[START]
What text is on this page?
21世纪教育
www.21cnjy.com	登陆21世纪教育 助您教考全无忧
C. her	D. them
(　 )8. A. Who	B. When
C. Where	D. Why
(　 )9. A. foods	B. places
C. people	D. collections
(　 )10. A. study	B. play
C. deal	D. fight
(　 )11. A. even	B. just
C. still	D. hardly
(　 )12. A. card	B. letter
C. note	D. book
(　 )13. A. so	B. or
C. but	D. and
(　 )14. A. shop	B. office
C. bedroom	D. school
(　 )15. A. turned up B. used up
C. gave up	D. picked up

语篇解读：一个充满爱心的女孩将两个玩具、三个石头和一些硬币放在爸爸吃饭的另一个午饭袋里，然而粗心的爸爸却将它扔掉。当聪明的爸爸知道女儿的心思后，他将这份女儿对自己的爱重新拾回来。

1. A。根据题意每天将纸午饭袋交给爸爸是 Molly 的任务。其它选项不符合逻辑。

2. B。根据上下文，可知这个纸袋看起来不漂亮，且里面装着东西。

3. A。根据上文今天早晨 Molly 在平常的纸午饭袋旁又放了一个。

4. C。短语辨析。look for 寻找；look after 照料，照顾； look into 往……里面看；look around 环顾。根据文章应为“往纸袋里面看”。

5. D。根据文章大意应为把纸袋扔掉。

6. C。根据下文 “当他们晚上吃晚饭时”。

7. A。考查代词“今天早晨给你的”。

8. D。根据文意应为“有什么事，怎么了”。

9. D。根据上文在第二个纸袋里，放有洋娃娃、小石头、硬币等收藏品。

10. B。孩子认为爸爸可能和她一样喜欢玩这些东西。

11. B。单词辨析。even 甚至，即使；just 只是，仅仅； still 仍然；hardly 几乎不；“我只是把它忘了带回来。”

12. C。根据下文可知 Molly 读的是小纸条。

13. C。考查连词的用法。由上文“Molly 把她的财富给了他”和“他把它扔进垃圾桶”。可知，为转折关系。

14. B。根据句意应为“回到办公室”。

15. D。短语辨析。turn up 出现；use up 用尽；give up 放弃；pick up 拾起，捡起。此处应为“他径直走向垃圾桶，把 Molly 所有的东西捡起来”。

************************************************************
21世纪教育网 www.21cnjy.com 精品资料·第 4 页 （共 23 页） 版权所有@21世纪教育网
[END]
TASK GOAL —
Find the lines containing "even" and list every one of them.

SOLUTION —
(　 )11. A. even	B. just
11. B。单词辨析。even 甚至，即使；just 只是，仅仅； still 仍然；hardly 几乎不；“我只是把它忘了带回来。”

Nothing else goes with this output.